### Required work
Exactly reproduce the entries, dropping any pictures from your copy.

_ _ _ _

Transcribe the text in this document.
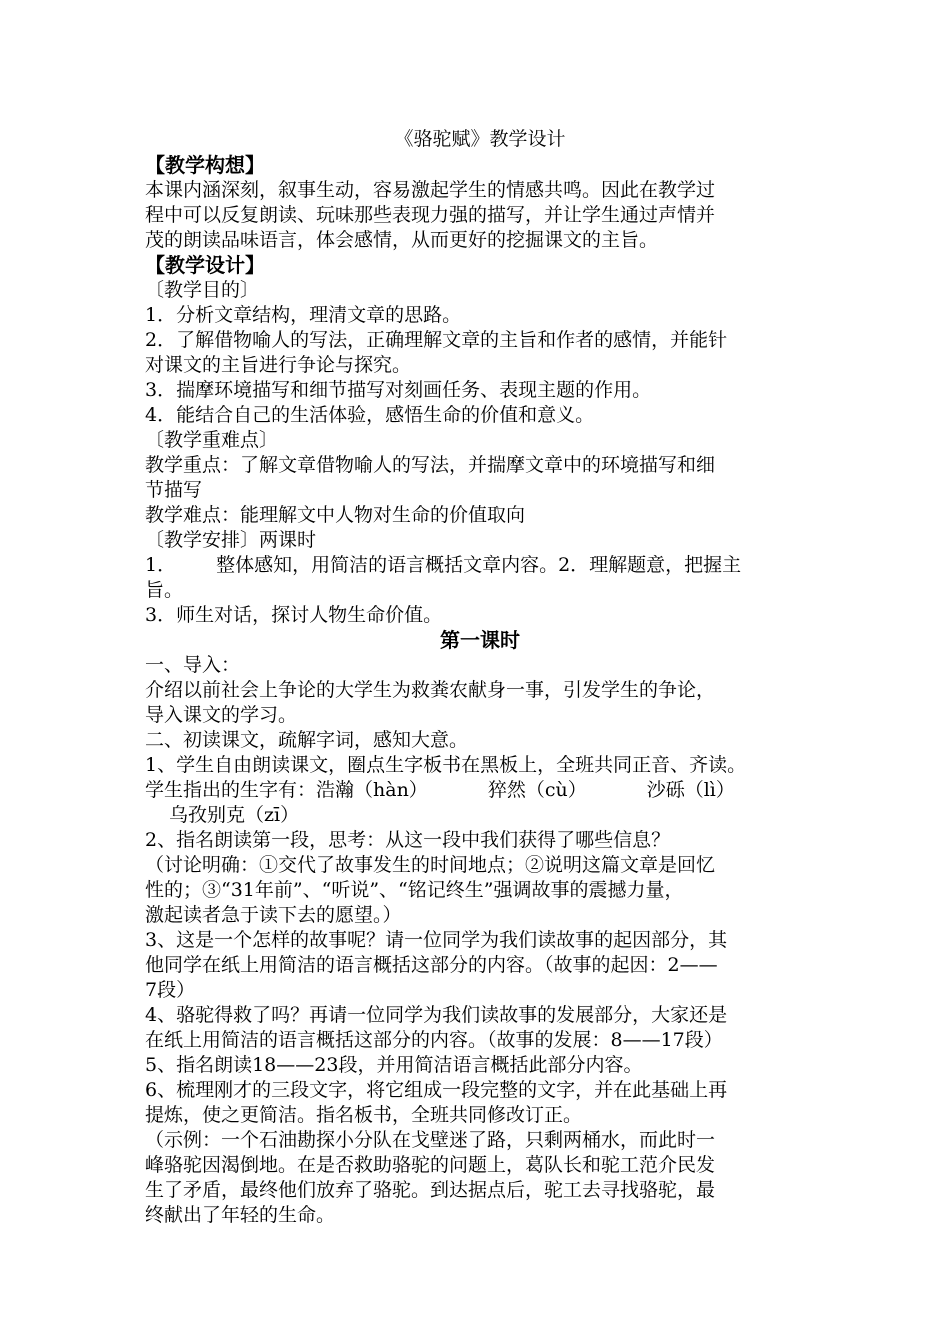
《骆驼赋》教学设计
【教学构想】
本课内涵深刻，叙事生动，容易激起学生的情感共鸣。因此在教学过
程中可以反复朗读、玩味那些表现力强的描写，并让学生通过声情并
茂的朗读品味语言，体会感情，从而更好的挖掘课文的主旨。
【教学设计】
〔教学目的〕
1．分析文章结构，理清文章的思路。
2．了解借物喻人的写法，正确理解文章的主旨和作者的感情，并能针
对课文的主旨进行争论与探究。
3．揣摩环境描写和细节描写对刻画任务、表现主题的作用。
4．能结合自己的生活体验，感悟生命的价值和意义。
〔教学重难点〕
教学重点：了解文章借物喻人的写法，并揣摩文章中的环境描写和细
节描写
教学难点：能理解文中人物对生命的价值取向
〔教学安排〕两课时
1． 整体感知，用简洁的语言概括文章内容。2．理解题意，把握主
旨。
3．师生对话，探讨人物生命价值。
第一课时
一、导入：
介绍以前社会上争论的大学生为救粪农献身一事，引发学生的争论，
导入课文的学习。
二、初读课文，疏解字词，感知大意。
1、学生自由朗读课文，圈点生字板书在黑板上，全班共同正音、齐读。
学生指出的生字有：浩瀚（hàn）	猝然（cù）	沙砾（lì）
乌孜别克（zī）
2、指名朗读第一段，思考：从这一段中我们获得了哪些信息？
（讨论明确：①交代了故事发生的时间地点；②说明这篇文章是回忆
性的；③“31年前”、“听说”、“铭记终生”强调故事的震撼力量，
激起读者急于读下去的愿望。）
3、这是一个怎样的故事呢？请一位同学为我们读故事的起因部分，其
他同学在纸上用简洁的语言概括这部分的内容。（故事的起因：2——
7段）
4、骆驼得救了吗？再请一位同学为我们读故事的发展部分，大家还是
在纸上用简洁的语言概括这部分的内容。（故事的发展：8——17段）
5、指名朗读18——23段，并用简洁语言概括此部分内容。
6、梳理刚才的三段文字，将它组成一段完整的文字，并在此基础上再
提炼，使之更简洁。指名板书，全班共同修改订正。
（示例：一个石油勘探小分队在戈壁迷了路，只剩两桶水，而此时一
峰骆驼因渴倒地。在是否救助骆驼的问题上，葛队长和驼工范介民发
生了矛盾，最终他们放弃了骆驼。到达据点后，驼工去寻找骆驼，最
终献出了年轻的生命。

_ _ _ _

### Written response
Transcribe the text in this document.
《骆驼赋》教学设计
【教学构想】
本课内涵深刻，叙事生动，容易激起学生的情感共鸣。因此在教学过
程中可以反复朗读、玩味那些表现力强的描写，并让学生通过声情并
茂的朗读品味语言，体会感情，从而更好的挖掘课文的主旨。
【教学设计】
〔教学目的〕
1．分析文章结构，理清文章的思路。
2．了解借物喻人的写法，正确理解文章的主旨和作者的感情，并能针
对课文的主旨进行争论与探究。
3．揣摩环境描写和细节描写对刻画任务、表现主题的作用。
4．能结合自己的生活体验，感悟生命的价值和意义。
〔教学重难点〕
教学重点：了解文章借物喻人的写法，并揣摩文章中的环境描写和细
节描写
教学难点：能理解文中人物对生命的价值取向
〔教学安排〕两课时
1． 整体感知，用简洁的语言概括文章内容。2．理解题意，把握主
旨。
3．师生对话，探讨人物生命价值。
第一课时
一、导入：
介绍以前社会上争论的大学生为救粪农献身一事，引发学生的争论，
导入课文的学习。
二、初读课文，疏解字词，感知大意。
1、学生自由朗读课文，圈点生字板书在黑板上，全班共同正音、齐读。
学生指出的生字有：浩瀚（hàn）	猝然（cù）	沙砾（lì）
乌孜别克（zī）
2、指名朗读第一段，思考：从这一段中我们获得了哪些信息？
（讨论明确：①交代了故事发生的时间地点；②说明这篇文章是回忆
性的；③“31年前”、“听说”、“铭记终生”强调故事的震撼力量，
激起读者急于读下去的愿望。）
3、这是一个怎样的故事呢？请一位同学为我们读故事的起因部分，其
他同学在纸上用简洁的语言概括这部分的内容。（故事的起因：2——
7段）
4、骆驼得救了吗？再请一位同学为我们读故事的发展部分，大家还是
在纸上用简洁的语言概括这部分的内容。（故事的发展：8——17段）
5、指名朗读18——23段，并用简洁语言概括此部分内容。
6、梳理刚才的三段文字，将它组成一段完整的文字，并在此基础上再
提炼，使之更简洁。指名板书，全班共同修改订正。
（示例：一个石油勘探小分队在戈壁迷了路，只剩两桶水，而此时一
峰骆驼因渴倒地。在是否救助骆驼的问题上，葛队长和驼工范介民发
生了矛盾，最终他们放弃了骆驼。到达据点后，驼工去寻找骆驼，最
终献出了年轻的生命。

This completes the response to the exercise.